----- Data -----
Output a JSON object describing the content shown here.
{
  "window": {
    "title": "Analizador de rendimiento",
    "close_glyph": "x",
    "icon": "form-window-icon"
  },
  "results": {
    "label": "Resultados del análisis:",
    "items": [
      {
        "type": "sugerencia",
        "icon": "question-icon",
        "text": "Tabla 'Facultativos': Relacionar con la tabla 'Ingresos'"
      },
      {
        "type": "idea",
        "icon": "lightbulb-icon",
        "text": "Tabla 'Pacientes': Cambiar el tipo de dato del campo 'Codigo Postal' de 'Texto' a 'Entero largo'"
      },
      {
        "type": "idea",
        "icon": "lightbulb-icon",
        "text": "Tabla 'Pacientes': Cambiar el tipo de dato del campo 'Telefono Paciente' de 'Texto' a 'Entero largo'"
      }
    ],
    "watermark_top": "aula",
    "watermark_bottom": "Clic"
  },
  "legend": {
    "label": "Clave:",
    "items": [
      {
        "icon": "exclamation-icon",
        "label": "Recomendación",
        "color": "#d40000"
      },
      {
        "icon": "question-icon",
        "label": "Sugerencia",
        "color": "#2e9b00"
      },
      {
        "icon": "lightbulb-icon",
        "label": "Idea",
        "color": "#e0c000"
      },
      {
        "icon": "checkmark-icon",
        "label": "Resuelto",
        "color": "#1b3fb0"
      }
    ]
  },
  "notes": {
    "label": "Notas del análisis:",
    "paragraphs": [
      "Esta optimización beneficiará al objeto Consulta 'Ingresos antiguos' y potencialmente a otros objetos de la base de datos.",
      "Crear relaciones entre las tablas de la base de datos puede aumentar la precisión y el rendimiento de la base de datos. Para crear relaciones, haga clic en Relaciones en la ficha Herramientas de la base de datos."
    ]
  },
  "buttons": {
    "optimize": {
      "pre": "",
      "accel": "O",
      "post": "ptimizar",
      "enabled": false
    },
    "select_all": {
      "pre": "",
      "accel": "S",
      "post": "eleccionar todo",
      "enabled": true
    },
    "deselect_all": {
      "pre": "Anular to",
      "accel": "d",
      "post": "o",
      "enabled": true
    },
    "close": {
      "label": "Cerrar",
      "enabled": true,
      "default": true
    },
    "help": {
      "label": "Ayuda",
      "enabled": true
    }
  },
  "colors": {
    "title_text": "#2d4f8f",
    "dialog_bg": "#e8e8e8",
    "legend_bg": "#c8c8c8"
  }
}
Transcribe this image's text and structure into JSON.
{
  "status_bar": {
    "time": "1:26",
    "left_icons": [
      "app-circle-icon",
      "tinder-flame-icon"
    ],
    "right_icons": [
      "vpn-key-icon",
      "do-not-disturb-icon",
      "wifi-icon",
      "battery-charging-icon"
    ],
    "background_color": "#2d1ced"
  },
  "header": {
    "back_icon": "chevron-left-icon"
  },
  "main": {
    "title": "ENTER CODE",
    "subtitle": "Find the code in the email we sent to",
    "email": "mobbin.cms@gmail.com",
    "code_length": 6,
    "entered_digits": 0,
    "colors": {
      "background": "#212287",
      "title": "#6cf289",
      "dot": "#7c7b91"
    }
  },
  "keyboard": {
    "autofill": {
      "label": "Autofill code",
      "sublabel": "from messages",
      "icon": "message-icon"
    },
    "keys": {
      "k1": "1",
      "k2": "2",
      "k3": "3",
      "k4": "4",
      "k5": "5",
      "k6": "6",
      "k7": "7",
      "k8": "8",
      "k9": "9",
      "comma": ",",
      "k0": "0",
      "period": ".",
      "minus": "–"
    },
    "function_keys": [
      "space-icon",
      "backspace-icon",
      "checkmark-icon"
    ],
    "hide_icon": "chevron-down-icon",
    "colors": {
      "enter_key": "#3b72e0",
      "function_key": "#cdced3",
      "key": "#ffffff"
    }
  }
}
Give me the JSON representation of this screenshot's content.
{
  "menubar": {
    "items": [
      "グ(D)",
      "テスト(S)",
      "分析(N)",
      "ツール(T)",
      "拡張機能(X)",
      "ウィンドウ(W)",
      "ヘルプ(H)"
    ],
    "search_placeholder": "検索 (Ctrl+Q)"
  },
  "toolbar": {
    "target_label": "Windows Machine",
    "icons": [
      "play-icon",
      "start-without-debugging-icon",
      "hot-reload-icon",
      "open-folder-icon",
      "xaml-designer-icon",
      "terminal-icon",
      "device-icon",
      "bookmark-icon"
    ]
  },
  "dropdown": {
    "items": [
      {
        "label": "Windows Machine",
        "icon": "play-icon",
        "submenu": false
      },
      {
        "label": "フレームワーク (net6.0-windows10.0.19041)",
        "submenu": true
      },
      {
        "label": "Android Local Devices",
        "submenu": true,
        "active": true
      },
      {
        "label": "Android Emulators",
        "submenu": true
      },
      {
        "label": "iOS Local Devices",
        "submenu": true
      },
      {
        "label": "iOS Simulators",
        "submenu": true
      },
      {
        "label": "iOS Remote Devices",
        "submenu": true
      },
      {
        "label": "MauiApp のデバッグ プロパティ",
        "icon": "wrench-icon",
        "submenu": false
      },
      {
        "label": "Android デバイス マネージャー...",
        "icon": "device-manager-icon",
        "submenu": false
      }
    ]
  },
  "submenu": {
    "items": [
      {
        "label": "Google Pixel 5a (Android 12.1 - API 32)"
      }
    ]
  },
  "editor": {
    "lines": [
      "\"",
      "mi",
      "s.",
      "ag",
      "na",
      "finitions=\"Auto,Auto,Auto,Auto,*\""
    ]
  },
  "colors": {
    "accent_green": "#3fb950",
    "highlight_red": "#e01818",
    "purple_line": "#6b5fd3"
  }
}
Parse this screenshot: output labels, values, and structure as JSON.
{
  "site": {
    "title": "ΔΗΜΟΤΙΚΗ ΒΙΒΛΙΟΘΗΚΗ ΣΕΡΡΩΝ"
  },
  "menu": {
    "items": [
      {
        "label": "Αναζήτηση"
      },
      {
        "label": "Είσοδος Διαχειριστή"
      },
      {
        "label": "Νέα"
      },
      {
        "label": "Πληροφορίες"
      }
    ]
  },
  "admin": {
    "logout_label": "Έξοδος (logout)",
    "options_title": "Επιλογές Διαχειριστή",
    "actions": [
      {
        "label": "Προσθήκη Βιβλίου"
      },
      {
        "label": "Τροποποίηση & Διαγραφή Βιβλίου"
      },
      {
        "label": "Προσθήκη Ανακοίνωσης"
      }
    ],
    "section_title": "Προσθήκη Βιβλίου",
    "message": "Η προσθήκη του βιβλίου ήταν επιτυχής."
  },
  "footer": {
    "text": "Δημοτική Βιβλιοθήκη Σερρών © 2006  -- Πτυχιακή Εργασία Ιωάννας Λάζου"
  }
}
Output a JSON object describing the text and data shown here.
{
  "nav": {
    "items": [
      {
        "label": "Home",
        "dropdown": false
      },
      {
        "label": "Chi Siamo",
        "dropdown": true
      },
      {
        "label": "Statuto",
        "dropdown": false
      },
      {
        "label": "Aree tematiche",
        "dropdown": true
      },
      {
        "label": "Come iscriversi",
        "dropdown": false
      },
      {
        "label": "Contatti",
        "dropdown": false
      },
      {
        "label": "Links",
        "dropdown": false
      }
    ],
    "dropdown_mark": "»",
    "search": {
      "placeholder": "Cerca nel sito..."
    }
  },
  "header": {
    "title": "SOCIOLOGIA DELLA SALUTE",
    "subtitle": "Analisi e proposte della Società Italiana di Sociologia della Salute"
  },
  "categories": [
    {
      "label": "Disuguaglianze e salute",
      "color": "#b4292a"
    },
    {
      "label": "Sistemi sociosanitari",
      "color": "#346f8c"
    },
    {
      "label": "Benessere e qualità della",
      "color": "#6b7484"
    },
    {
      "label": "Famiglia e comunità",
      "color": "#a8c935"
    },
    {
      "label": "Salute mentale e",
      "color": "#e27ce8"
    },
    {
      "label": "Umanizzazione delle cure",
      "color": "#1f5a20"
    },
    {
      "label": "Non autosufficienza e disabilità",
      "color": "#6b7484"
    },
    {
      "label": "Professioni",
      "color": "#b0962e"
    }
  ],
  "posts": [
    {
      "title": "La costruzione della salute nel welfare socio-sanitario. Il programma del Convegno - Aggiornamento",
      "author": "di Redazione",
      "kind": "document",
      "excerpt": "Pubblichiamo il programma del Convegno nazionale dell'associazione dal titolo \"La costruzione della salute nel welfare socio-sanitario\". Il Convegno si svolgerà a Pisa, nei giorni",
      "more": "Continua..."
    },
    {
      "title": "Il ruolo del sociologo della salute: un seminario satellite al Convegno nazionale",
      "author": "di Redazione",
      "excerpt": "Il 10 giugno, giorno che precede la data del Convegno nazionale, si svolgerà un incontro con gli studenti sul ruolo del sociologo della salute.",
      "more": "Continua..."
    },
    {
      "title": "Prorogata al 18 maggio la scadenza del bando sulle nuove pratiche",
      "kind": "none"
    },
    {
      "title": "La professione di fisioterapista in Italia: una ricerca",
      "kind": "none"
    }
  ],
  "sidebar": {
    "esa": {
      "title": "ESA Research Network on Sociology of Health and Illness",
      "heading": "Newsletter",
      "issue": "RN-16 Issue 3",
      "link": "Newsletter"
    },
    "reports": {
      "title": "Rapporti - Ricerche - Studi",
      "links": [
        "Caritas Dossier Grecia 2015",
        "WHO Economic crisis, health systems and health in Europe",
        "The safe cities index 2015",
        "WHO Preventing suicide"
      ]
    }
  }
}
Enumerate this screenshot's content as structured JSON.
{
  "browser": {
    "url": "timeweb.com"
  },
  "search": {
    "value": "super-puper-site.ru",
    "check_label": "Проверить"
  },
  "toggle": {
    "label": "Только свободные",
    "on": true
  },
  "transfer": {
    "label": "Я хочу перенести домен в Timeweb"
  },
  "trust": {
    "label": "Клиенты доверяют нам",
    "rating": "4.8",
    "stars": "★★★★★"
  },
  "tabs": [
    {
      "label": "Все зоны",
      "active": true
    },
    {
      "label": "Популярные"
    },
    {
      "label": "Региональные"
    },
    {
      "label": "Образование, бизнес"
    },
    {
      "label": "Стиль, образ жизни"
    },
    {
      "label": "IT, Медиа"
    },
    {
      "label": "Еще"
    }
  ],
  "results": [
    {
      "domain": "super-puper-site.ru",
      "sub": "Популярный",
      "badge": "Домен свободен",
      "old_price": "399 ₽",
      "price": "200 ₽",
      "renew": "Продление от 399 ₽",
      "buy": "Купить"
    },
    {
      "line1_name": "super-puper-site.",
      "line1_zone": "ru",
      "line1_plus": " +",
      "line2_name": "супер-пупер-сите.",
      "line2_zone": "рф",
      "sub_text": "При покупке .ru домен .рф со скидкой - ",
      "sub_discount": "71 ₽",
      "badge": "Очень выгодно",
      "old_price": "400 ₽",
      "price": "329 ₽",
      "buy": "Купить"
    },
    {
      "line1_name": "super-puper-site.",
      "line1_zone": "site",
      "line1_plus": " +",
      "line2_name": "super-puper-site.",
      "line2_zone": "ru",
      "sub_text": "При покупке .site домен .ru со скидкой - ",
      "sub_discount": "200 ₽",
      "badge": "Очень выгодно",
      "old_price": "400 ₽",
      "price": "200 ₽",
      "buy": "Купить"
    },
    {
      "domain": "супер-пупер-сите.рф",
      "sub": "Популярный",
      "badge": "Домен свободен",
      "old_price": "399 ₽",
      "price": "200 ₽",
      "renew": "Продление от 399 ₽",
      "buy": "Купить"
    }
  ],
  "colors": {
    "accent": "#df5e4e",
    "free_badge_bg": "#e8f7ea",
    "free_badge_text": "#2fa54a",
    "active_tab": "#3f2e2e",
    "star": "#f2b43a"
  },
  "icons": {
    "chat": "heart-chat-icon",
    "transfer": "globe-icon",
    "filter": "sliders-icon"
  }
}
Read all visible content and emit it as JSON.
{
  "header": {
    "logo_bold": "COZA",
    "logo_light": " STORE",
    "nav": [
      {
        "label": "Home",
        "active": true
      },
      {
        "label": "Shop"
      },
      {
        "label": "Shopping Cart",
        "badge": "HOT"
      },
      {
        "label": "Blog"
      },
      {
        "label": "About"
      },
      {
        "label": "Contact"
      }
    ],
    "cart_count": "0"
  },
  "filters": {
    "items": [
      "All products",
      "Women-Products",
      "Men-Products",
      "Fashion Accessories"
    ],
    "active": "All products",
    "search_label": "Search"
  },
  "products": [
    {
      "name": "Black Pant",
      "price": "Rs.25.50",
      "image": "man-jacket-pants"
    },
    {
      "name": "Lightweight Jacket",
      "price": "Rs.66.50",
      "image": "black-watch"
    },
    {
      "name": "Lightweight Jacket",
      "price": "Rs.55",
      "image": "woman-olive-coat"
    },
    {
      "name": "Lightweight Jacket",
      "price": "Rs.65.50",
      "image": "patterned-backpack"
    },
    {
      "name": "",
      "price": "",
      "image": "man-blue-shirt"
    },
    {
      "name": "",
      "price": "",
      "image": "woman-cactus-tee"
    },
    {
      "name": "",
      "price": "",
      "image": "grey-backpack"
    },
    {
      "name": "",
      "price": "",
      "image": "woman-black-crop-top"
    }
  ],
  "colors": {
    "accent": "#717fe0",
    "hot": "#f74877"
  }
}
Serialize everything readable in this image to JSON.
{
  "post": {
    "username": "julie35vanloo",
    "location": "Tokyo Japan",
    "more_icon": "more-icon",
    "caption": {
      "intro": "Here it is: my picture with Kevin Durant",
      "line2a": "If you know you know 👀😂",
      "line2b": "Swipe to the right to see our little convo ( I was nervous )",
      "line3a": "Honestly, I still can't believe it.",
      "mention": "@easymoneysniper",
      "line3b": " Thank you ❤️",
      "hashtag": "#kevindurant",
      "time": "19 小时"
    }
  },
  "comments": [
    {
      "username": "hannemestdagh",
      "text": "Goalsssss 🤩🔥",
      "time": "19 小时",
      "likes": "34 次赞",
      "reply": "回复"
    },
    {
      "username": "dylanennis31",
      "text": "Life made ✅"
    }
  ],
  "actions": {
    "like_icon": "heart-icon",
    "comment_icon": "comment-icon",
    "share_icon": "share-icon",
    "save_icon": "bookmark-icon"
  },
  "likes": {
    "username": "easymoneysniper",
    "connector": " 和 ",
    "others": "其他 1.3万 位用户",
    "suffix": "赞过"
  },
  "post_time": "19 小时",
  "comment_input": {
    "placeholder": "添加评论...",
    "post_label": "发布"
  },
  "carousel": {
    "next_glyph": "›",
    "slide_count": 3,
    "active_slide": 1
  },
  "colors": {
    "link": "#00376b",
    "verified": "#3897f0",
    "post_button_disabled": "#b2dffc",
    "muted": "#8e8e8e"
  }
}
-----
▶ [Given problem] The line containing "Serialize everything readable" and every line after it, through the end of the records, should be repeated exactly and alone.

▶ [Exercise response]
Serialize everything readable in this image to JSON.
{
  "post": {
    "username": "julie35vanloo",
    "location": "Tokyo Japan",
    "more_icon": "more-icon",
    "caption": {
      "intro": "Here it is: my picture with Kevin Durant",
      "line2a": "If you know you know 👀😂",
      "line2b": "Swipe to the right to see our little convo ( I was nervous )",
      "line3a": "Honestly, I still can't believe it.",
      "mention": "@easymoneysniper",
      "line3b": " Thank you ❤️",
      "hashtag": "#kevindurant",
      "time": "19 小时"
    }
  },
  "comments": [
    {
      "username": "hannemestdagh",
      "text": "Goalsssss 🤩🔥",
      "time": "19 小时",
      "likes": "34 次赞",
      "reply": "回复"
    },
    {
      "username": "dylanennis31",
      "text": "Life made ✅"
    }
  ],
  "actions": {
    "like_icon": "heart-icon",
    "comment_icon": "comment-icon",
    "share_icon": "share-icon",
    "save_icon": "bookmark-icon"
  },
  "likes": {
    "username": "easymoneysniper",
    "connector": " 和 ",
    "others": "其他 1.3万 位用户",
    "suffix": "赞过"
  },
  "post_time": "19 小时",
  "comment_input": {
    "placeholder": "添加评论...",
    "post_label": "发布"
  },
  "carousel": {
    "next_glyph": "›",
    "slide_count": 3,
    "active_slide": 1
  },
  "colors": {
    "link": "#00376b",
    "verified": "#3897f0",
    "post_button_disabled": "#b2dffc",
    "muted": "#8e8e8e"
  }
}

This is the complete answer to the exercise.